» To be done
Filter the data below for the string "ἔνδοξος" and copy each matching line.

-- Start Provided records --

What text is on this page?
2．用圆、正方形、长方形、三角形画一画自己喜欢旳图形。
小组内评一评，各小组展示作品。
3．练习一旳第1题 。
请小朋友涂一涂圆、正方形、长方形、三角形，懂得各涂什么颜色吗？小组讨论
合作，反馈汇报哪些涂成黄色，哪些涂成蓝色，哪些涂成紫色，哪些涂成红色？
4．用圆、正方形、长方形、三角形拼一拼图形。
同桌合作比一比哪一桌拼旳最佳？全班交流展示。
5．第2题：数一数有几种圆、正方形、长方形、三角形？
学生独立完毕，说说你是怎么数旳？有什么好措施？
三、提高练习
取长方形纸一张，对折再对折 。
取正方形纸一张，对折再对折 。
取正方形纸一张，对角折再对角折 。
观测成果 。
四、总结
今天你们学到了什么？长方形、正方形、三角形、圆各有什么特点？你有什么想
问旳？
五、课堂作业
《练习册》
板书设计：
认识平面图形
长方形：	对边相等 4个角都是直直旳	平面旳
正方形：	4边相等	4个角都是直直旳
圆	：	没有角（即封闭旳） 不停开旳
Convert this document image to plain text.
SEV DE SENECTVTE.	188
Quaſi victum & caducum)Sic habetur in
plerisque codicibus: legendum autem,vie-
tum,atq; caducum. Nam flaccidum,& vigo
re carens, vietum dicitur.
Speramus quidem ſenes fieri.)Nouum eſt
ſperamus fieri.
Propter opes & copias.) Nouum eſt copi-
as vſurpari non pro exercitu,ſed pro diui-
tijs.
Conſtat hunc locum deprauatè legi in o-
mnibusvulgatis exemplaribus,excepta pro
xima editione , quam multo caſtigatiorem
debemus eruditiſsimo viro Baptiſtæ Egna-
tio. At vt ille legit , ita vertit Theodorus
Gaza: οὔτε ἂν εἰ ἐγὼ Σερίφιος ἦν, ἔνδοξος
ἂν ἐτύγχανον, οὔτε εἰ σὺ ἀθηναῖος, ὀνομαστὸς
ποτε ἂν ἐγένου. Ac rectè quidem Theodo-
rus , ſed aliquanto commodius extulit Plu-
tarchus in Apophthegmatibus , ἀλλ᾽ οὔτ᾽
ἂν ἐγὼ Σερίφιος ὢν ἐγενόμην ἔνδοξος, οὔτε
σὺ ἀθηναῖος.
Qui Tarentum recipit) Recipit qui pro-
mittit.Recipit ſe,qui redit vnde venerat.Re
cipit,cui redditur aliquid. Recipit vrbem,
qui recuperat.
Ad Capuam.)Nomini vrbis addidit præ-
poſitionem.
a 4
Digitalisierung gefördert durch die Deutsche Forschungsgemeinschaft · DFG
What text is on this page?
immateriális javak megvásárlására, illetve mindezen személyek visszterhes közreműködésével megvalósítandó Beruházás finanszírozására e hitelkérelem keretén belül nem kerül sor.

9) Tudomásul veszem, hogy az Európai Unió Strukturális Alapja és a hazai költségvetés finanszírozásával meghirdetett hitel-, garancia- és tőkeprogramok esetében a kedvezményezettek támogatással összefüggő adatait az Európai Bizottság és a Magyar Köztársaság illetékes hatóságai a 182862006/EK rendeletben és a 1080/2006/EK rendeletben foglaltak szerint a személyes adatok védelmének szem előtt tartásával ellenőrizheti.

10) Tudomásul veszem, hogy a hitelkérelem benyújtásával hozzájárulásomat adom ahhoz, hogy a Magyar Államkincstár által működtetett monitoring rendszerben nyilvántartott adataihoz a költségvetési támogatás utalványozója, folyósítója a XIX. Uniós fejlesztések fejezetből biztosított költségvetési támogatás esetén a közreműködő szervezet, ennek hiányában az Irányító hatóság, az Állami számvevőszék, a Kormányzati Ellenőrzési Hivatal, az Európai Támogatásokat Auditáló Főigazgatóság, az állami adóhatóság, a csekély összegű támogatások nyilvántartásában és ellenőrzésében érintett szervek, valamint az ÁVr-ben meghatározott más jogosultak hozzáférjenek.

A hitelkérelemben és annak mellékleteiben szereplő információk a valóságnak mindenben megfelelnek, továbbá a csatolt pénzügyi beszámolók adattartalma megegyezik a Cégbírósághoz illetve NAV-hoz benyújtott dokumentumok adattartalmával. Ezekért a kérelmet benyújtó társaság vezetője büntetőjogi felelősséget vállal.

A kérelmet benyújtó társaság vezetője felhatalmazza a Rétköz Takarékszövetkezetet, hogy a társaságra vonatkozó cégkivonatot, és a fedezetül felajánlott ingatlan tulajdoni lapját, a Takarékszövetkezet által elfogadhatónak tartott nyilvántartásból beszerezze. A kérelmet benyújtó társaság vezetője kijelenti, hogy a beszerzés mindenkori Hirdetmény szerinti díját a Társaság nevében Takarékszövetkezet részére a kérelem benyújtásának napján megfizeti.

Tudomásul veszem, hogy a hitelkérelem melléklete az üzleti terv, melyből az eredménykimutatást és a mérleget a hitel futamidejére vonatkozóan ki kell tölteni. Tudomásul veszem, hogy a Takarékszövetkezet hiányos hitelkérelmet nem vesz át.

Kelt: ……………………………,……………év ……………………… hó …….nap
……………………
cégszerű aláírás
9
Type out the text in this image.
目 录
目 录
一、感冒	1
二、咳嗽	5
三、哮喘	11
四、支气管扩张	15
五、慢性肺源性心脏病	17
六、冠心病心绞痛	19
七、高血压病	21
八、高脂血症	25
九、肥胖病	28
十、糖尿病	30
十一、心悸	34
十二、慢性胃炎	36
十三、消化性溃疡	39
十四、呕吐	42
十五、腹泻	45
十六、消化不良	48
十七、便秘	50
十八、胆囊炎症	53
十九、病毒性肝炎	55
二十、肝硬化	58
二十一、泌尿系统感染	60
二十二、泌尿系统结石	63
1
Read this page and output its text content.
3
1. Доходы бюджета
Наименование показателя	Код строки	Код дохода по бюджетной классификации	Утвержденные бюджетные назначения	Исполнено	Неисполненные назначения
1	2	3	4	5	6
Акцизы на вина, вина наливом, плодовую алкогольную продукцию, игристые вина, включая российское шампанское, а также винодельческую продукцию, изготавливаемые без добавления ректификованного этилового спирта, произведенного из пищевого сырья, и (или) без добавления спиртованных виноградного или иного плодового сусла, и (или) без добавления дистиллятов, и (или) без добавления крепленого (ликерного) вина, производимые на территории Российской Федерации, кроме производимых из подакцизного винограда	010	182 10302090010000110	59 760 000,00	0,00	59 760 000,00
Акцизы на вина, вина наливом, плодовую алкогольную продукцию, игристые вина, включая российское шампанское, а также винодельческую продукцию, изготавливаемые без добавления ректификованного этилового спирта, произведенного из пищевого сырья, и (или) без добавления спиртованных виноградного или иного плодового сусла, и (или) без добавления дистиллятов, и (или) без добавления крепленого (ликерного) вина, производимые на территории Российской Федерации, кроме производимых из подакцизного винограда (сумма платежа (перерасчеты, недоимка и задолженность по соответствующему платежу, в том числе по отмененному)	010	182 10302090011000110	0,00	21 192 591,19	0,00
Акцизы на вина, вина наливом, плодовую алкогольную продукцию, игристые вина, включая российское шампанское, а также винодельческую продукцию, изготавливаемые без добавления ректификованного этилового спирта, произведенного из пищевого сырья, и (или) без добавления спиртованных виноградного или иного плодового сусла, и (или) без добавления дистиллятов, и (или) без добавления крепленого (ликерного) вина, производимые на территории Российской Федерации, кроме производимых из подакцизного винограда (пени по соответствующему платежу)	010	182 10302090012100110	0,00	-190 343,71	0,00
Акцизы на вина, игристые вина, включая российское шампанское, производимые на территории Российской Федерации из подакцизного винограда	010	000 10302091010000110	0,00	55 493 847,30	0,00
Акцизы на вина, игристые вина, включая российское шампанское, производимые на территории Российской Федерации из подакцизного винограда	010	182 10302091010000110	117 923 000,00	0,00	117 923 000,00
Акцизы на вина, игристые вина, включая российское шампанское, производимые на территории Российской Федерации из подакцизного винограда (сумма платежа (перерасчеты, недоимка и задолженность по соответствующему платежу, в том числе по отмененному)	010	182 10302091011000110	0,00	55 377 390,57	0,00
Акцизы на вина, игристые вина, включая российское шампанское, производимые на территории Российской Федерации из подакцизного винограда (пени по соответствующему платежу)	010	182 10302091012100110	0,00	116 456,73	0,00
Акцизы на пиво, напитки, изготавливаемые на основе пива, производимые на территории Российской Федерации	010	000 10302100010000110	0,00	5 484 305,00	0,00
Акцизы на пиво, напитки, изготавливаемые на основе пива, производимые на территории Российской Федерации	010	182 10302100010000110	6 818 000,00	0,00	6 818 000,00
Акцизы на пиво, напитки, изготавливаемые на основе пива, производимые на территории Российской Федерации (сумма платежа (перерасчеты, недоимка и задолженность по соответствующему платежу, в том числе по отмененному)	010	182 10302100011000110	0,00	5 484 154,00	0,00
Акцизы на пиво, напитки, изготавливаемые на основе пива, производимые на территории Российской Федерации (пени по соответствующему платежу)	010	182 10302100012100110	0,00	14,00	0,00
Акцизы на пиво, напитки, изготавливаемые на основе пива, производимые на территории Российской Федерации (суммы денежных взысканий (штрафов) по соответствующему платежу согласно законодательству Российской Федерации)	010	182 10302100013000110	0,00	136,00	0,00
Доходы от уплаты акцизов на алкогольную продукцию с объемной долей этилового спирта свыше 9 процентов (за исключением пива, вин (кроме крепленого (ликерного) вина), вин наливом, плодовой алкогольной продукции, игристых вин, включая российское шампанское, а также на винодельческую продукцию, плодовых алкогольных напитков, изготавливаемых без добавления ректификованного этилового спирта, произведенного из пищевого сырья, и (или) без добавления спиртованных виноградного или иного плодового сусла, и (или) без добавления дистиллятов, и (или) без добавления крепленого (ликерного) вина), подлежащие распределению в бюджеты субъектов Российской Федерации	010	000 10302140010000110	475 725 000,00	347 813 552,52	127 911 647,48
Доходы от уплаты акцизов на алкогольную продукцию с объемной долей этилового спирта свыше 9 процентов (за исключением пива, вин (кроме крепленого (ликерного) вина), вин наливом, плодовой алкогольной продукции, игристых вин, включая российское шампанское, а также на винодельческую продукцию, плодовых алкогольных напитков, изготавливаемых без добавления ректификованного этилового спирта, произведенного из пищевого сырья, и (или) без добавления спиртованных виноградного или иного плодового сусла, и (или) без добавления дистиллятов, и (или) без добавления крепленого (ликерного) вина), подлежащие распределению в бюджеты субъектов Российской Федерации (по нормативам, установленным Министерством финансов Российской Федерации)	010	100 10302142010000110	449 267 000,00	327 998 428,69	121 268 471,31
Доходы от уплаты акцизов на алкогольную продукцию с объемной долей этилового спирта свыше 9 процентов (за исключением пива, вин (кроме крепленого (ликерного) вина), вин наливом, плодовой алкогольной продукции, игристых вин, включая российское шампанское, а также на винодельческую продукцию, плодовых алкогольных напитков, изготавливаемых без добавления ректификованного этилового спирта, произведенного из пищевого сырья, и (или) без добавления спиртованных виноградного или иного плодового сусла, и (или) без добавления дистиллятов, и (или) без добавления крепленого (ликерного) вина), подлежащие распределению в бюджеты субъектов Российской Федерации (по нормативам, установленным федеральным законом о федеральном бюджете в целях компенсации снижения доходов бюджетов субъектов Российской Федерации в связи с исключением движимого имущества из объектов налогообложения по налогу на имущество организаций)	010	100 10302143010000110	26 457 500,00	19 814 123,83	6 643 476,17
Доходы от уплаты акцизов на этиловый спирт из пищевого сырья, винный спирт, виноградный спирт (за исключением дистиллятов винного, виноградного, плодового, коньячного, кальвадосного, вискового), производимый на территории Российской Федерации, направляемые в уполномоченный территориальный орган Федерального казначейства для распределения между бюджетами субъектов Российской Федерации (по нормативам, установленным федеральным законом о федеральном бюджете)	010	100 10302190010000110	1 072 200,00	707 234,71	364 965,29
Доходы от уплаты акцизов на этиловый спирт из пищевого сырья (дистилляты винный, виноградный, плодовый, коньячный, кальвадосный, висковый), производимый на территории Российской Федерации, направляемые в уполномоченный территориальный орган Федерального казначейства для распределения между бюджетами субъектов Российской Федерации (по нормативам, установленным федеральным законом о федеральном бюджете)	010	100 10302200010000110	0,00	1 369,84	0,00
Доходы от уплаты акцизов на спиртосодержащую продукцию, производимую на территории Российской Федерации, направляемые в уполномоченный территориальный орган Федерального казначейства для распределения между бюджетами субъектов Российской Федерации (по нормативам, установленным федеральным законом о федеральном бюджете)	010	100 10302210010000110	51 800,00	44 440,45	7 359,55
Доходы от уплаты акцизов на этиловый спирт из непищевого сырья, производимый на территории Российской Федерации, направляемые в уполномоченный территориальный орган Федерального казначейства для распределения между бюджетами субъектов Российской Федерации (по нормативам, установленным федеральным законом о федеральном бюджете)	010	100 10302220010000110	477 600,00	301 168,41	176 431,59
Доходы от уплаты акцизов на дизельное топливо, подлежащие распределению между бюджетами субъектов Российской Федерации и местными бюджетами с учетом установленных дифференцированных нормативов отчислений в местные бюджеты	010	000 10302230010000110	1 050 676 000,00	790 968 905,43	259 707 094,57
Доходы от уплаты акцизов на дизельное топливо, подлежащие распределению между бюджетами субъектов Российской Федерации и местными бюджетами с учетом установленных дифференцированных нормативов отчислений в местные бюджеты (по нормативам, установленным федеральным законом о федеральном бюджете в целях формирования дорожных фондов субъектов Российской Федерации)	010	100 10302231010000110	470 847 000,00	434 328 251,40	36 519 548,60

-- End Provided records --

» Completed task
Gaza: οὔτε ἂν εἰ ἐγὼ Σερίφιος ἦν, ἔνδοξος
ἂν ἐγὼ Σερίφιος ὢν ἐγενόμην ἔνδοξος, οὔτε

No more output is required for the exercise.